■ Written exercise ■
From the records below, copy every line that contains the word "JSON".

-- BEGIN Data provided --

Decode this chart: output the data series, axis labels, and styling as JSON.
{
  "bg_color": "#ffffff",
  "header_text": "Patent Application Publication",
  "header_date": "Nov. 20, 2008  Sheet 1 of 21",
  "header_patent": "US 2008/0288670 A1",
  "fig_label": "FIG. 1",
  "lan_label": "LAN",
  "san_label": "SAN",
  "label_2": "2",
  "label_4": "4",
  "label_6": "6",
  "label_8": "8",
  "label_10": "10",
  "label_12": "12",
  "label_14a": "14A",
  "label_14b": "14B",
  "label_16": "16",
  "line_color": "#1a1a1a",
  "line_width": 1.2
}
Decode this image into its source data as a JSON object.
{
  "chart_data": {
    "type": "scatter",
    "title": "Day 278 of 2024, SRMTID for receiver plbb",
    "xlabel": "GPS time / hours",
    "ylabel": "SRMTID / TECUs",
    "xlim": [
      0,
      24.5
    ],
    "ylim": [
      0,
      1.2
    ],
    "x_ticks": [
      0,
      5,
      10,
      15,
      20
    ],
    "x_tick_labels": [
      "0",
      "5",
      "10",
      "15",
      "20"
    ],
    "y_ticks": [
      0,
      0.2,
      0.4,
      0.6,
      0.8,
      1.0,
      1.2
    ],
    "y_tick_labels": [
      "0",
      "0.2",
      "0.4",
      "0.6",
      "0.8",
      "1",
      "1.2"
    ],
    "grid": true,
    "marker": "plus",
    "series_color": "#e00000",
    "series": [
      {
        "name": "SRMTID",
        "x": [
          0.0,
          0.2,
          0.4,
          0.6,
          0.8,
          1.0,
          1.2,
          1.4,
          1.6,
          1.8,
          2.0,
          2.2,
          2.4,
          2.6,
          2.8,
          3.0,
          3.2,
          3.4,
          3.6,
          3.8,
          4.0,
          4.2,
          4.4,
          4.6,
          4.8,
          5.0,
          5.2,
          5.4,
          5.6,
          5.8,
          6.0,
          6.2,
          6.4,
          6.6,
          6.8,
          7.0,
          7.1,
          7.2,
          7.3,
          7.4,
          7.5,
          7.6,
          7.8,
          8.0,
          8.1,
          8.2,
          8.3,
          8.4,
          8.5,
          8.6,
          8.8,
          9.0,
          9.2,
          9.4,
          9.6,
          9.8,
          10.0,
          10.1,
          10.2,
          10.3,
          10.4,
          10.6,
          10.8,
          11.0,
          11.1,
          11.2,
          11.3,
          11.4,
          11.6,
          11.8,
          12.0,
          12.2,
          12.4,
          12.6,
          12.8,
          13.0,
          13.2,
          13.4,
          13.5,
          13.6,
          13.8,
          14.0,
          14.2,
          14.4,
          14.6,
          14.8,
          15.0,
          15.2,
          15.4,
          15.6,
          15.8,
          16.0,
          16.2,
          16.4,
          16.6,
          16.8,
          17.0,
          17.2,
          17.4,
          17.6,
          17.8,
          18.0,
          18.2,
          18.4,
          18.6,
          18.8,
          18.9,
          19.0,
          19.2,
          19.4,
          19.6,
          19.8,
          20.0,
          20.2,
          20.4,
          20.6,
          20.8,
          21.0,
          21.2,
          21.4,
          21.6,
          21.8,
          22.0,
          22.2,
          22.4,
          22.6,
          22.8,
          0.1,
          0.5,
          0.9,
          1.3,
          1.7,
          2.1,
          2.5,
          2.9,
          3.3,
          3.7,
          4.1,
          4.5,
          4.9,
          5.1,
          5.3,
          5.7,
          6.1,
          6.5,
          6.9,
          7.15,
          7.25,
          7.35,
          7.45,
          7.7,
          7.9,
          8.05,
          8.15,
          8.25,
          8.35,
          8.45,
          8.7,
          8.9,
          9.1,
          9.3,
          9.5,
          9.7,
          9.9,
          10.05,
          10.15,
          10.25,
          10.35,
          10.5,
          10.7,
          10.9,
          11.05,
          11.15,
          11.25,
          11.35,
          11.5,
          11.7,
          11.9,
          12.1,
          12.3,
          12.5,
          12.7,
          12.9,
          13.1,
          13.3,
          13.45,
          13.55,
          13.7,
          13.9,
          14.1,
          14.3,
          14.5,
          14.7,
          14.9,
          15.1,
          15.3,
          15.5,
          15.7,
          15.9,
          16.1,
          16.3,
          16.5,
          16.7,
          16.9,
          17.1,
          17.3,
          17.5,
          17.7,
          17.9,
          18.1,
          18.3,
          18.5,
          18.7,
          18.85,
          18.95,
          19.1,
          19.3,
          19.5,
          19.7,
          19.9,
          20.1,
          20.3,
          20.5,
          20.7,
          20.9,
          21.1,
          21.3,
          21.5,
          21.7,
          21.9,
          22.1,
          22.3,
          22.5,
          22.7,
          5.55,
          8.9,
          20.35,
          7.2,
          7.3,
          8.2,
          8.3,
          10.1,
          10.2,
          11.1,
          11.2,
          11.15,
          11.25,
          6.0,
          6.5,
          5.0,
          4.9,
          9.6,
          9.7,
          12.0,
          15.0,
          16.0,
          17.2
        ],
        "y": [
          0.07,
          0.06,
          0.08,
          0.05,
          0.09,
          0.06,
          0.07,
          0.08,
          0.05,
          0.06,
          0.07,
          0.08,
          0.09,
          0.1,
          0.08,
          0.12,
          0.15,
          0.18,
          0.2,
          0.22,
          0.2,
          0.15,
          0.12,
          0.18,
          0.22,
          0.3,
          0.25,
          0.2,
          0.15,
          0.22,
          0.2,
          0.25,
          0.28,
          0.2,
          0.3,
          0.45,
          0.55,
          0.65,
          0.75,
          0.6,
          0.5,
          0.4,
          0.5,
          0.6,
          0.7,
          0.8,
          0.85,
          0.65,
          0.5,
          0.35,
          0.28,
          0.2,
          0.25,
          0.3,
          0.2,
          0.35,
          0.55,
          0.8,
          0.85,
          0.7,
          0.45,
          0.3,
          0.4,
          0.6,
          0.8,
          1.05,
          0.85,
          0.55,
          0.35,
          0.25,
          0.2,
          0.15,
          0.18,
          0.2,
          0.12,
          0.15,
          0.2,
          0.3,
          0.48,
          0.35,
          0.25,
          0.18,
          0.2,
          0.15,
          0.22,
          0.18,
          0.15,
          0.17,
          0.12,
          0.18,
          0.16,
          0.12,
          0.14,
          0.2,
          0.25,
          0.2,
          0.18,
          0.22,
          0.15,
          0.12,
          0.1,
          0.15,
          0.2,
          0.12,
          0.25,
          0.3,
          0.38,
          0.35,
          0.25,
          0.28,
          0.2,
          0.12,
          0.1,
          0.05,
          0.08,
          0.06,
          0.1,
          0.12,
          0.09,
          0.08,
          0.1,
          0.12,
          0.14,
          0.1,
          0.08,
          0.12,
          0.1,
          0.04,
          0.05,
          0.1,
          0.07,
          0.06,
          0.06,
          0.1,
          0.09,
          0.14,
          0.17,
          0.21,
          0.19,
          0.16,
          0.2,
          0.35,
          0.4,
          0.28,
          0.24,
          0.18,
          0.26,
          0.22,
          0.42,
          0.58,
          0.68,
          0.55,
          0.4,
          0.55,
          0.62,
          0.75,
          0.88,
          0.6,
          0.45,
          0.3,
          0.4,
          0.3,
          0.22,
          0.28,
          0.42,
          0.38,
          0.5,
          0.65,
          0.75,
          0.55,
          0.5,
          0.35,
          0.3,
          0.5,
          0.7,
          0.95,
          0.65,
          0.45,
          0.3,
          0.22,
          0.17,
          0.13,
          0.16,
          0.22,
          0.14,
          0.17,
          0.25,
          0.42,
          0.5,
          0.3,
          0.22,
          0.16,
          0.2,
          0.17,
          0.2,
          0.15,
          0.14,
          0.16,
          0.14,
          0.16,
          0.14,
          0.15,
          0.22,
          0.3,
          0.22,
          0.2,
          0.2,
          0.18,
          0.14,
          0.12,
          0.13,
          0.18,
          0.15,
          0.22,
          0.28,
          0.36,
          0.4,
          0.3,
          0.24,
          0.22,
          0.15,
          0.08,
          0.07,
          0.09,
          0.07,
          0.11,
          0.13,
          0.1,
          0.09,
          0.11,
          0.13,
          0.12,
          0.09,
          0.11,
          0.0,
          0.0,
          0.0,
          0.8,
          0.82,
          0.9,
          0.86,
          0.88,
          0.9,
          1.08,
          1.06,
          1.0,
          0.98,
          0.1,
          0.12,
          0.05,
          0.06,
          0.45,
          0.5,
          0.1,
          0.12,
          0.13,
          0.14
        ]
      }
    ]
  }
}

-- END Data provided --

■ Written answer ■
Decode this chart: output the data series, axis labels, and styling as JSON.
Decode this image into its source data as a JSON object.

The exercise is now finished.